DESAFIO 1: Cite, sem mudar nada, a parte do texto sobre as traduções da Bíblia que vai de "ao longo do" até "Ferreira de Almeida.".
DESAFIO 2: Escreva o que vem a seguir no texto sobre as traduções da Bíblia, começando logo depois da última frase dele.

Antes que a primeira lista canônica completa fosse divulgada, o Novo
Testamento já tinha livros traduzidos para o latim, o siríaco e o copta.
Nos dois séculos seguintes, dezenas de outras línguas e culturas foram
enriquecidas com versões parciais ou totais do Novo Testamento. No
século V uma nova versão latina, a Vulgata, surgiu para substituir a
Ítala, que já tinha três séculos de existência no mundo romano.[1]
A
Vulgata dominou o cristianismo ocidental por quase onze séculos.
Tristemente, durante esse tempo, passou de um instrumento de libertação a
uma ferramenta de escravidão espiritual e intelectual que o romanismo
impôs à Europa e exportou aos demais continentes com o advento das
grandes navegações e das conquistas.
Nos
cento e cinqüenta anos que precederam a Reforma protestante os focos de
anseio espiritual surgiram aqui e ali no continente europeu. Notáveis
foram John Wycliffe, que lutou para dar ao povo inglês as
Escrituras em sua língua pátria e morreu banido de suas lides acadêmicas
e teológicas em Oxford. Seus seguidores, conhecidos como lolardos, continuaram sua tarefa de divulgar e ensinar a Bíblia no idioma popular.
A
Reforma e o decorrente despertar do nacionalismo no século XVI trouxeram
uma sede pela Palavra de Deus no vernáculo, e os reformadores não
decepcionaram os que os seguiam. Versões vernaculares foram surgindo em
inglês (William Tyndale), alemão (Martin Luther), francês (Pierre Olivetan), holandês (Nicolaas van Winghe, católico), italiano (Giovani Diodati), espanhol (Cassiodoro de Reyna)
ao longo do século XVI e nos primeiros anos do século XVII. Quando este
terminava, surgiu a primeira Bíblia completa em português, fruto dos
labores do honrado João Ferreira de Almeida.

DADOS FORNECIDOS:
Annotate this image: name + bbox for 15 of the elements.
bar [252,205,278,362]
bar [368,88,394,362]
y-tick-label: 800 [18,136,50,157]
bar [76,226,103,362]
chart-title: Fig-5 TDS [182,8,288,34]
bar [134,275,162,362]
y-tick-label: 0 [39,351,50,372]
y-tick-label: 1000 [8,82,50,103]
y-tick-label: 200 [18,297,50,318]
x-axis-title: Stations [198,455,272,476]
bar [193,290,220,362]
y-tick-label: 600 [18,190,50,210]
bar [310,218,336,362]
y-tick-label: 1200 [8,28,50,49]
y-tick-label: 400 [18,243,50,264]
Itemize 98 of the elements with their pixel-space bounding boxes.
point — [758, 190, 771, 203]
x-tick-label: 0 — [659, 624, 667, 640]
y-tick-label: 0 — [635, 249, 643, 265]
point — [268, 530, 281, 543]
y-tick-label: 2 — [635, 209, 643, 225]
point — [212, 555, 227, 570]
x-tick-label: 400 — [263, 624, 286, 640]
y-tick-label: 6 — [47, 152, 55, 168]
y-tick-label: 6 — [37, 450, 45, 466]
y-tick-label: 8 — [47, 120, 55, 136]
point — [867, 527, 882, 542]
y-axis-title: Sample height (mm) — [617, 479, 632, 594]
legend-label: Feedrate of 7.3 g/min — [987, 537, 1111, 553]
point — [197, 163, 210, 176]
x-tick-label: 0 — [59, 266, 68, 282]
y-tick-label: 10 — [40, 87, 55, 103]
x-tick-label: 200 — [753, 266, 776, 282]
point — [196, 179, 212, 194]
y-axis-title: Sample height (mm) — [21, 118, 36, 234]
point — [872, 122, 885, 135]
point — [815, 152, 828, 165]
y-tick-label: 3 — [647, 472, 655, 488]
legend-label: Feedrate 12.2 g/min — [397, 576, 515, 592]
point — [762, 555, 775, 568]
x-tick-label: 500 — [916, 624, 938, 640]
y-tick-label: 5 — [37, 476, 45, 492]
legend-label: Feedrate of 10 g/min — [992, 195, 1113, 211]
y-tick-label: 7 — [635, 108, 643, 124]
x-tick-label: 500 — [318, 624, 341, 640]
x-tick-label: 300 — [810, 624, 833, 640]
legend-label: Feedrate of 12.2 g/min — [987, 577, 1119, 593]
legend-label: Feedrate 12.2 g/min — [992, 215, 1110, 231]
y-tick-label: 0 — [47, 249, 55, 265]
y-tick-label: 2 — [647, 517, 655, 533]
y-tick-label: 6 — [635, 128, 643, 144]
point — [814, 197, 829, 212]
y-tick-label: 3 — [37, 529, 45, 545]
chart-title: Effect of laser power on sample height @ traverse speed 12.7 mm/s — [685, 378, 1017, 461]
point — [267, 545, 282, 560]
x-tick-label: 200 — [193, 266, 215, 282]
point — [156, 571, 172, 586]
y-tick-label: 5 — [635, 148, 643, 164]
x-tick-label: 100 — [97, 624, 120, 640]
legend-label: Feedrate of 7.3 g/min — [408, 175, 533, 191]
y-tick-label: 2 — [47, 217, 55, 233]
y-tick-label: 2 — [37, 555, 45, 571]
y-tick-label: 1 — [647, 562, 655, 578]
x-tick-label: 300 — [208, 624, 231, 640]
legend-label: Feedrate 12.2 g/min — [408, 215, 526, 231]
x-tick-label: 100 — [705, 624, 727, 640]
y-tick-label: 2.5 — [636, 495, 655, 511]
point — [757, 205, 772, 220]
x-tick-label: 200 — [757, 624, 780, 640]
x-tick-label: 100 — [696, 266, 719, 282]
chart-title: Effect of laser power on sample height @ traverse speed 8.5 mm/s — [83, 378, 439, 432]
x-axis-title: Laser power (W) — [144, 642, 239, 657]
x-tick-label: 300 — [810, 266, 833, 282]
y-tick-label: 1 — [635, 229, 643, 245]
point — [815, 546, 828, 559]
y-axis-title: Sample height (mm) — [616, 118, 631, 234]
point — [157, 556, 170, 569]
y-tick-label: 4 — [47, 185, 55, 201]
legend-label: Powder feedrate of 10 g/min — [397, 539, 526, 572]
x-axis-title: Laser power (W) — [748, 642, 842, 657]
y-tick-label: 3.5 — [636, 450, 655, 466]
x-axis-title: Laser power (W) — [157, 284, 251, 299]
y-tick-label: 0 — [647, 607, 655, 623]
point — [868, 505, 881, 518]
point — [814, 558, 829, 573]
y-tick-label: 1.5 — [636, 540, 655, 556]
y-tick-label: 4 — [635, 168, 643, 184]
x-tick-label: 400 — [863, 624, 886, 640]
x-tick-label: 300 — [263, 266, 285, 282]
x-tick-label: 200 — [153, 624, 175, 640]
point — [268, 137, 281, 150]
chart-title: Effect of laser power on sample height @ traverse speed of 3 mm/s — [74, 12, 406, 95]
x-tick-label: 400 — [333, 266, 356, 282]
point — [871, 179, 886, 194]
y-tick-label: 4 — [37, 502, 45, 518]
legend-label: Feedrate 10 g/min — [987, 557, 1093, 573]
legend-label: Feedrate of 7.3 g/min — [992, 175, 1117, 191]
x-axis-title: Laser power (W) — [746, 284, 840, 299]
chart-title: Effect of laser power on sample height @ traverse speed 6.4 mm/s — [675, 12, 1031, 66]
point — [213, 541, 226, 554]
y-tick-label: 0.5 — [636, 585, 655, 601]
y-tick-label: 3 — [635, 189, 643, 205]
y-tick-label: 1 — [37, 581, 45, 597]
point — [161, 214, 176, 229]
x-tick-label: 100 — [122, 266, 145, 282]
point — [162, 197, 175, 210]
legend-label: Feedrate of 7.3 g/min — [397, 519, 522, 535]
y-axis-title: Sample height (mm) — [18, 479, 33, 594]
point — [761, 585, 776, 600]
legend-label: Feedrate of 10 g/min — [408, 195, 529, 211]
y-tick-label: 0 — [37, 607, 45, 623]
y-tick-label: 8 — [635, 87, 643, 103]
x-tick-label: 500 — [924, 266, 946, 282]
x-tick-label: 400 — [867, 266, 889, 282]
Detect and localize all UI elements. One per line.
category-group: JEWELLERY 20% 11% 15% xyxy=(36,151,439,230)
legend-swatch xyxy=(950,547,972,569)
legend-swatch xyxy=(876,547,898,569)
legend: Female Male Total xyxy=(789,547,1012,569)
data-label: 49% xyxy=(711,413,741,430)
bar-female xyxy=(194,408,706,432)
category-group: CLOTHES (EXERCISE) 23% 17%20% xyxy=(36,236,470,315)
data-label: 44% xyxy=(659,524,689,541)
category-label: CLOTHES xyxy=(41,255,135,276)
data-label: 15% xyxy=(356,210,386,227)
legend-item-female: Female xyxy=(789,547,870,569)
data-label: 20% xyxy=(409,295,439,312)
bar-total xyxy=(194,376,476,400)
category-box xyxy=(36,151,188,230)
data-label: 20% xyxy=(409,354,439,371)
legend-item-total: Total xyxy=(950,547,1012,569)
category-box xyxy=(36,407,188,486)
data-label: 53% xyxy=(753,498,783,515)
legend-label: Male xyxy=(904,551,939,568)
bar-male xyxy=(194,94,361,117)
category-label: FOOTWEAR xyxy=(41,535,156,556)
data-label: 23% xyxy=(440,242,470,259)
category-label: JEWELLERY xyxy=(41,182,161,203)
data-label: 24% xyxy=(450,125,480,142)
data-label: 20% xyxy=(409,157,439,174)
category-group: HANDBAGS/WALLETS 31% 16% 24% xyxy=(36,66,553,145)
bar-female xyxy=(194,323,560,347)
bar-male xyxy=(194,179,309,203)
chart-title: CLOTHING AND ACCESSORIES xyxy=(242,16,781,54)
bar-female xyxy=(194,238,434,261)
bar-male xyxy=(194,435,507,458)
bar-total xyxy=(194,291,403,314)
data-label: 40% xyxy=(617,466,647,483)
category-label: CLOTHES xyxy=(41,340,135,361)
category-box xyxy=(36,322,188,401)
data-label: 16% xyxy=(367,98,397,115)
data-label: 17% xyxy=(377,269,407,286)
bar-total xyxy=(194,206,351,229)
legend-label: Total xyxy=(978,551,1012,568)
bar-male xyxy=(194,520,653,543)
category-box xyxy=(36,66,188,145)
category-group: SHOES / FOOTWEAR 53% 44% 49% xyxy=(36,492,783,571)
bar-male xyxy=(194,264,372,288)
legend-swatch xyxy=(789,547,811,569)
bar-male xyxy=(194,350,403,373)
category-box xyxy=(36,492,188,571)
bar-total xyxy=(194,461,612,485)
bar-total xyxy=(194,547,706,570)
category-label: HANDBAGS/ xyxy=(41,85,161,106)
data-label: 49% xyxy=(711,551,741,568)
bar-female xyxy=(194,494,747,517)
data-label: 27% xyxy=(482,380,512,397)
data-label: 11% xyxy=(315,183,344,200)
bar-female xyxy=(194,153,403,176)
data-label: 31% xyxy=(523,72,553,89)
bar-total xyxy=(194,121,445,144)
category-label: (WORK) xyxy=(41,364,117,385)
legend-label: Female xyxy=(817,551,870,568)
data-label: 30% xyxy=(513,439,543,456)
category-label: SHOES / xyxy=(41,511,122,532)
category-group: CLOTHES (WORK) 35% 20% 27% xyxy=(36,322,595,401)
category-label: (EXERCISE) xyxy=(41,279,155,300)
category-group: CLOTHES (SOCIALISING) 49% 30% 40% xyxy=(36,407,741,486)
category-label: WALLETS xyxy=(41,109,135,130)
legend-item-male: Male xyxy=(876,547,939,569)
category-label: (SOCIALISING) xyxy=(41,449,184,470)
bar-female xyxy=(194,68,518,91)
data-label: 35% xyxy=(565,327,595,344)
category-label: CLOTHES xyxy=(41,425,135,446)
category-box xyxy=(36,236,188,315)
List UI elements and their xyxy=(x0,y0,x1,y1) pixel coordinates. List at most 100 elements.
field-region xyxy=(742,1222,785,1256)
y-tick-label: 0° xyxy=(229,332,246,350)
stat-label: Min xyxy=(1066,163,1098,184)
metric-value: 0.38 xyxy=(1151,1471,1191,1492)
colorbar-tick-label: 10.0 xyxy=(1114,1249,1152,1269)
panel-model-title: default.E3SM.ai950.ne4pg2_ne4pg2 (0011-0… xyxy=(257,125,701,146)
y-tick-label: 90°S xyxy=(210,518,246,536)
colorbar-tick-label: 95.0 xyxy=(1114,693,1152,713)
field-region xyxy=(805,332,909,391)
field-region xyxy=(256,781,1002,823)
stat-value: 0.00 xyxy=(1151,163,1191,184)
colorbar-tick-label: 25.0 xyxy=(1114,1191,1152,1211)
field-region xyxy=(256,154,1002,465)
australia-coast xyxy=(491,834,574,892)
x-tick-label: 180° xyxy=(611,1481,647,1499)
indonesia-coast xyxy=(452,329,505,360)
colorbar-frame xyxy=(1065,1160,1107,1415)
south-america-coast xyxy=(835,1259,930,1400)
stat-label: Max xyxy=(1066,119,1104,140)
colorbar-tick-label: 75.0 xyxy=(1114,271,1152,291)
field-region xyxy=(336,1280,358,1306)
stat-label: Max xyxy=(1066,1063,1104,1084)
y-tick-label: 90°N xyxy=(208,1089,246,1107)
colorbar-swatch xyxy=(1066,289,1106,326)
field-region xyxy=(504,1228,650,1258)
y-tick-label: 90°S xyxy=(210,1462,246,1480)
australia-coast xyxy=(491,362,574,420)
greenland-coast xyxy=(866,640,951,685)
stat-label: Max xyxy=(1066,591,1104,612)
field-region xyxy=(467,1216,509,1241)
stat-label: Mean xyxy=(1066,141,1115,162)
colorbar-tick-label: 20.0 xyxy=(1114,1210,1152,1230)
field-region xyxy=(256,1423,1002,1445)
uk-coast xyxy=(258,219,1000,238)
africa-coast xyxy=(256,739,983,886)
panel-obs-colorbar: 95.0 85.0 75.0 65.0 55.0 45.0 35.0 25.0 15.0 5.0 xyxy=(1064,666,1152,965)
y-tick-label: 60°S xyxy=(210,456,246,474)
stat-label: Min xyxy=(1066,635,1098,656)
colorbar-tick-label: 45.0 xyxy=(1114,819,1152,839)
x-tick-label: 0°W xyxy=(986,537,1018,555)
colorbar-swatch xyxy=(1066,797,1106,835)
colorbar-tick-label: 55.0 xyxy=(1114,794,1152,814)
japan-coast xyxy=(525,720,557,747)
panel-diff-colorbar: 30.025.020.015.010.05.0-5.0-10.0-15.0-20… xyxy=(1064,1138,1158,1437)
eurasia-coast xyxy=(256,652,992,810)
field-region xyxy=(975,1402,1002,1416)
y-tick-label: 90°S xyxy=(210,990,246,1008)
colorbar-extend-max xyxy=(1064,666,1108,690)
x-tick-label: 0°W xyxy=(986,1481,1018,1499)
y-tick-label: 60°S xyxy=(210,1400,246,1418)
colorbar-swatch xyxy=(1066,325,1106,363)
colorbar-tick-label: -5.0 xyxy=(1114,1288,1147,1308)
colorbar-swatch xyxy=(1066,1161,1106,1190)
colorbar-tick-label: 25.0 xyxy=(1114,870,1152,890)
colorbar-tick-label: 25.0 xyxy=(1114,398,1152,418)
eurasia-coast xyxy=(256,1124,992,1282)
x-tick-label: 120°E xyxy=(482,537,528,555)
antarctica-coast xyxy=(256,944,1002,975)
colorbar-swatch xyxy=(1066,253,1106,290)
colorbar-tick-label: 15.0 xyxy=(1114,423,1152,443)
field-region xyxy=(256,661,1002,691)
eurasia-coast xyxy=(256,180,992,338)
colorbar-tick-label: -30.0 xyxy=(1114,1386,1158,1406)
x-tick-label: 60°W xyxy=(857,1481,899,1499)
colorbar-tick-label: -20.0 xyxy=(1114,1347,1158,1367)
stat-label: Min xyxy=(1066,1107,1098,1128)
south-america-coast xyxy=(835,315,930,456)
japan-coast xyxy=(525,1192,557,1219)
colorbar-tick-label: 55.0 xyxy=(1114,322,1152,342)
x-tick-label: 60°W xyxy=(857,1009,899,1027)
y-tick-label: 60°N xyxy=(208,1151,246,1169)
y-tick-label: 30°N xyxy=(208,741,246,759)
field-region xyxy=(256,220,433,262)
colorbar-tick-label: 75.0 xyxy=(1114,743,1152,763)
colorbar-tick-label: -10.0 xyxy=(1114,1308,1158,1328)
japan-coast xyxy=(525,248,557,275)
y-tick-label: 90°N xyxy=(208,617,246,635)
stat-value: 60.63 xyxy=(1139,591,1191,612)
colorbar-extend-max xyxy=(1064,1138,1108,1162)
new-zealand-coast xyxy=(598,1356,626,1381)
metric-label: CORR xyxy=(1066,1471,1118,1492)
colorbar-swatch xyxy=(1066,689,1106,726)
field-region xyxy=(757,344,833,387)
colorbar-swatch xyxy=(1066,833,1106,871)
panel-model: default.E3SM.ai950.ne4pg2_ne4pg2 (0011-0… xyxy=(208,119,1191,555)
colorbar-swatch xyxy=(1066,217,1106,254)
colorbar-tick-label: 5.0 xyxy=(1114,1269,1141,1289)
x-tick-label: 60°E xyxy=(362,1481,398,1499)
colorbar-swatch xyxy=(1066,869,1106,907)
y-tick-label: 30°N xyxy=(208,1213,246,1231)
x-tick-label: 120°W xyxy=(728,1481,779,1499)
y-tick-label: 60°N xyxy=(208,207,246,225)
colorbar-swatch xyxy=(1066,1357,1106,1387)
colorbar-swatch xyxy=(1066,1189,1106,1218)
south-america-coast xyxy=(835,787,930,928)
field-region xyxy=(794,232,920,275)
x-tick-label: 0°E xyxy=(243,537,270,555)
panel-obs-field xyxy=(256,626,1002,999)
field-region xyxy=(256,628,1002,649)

RESPOSTA ESPERADA 1:
ao longo do século XVI e nos primeiros anos do século XVII. Quando este
terminava, surgiu a primeira Bíblia completa em português, fruto dos
labores do honrado João Ferreira de Almeida.

RESPOSTA ESPERADA 2:
A tarefa
continuou sem trégua. Milhares de idiomas ainda precisavam ser
agraciados com a dádiva das Escrituras. Tradutores anônimos labutavam em
vários continentes quando William Carey, o pai das missões
modernas, iniciou sua gigantesca tarefa de levar a Palavra de Deus às
etnias do subcontinente indiano. Ao morrer, havia traduzido as
Escrituras em sua totalidade ou em partes para dezenas de idiomas e
dialetos. Sua visão frutificou em um vasto número de Sociedades Bíblicas
espalhadas por três continentes que tomaram sobre si a tarefa de
traduzir e distribuir as Escrituras por todo o planeta. A tarefa
continua, não apenas porque ainda há línguas que nada possuem da Palavra
de Deus, mas porque aquelas que já a possuíam passam por constantes
modificações, léxicas, sintáticas e semânticas, exigindo que hoje seja
satisfeito o mesmo anseio presente na Praça das Águas em Jerusalém, 430
anos antes de Cristo -- ouvir e compreender claramente a santa Palavra
de Deus.
Este
breve histórico serve como introdução para uma tarefa apologética em
favor de uma versão recente das Escrituras em nossa língua. A década de
90 viu surgir, desenvolver-se e
fruir um projeto de dar ao povo de fala portuguesa uma versão da Bíblia
que combinasse fidelidade aos originais, atualidade de vocabulário e
gramática sem vulgaridade ou ideologismos, e facilidade de leitura. A
história desse projeto foi brevemente narrada pelo Rev. Odayr Olivetti,
um dos participantes do projeto, no artigo "Nova Versão Internacional da Bíblia em Português: Escorço Informativo," VOX SCRIPTURAE 3:2 (Setembro de 1993):215-226. Ao final, ele indica a expectativa de todos os participantes do projeto "de que a Nova Versão Internacional será um instrumento do Espírito de Deus para comunicar bênçãos a muitos."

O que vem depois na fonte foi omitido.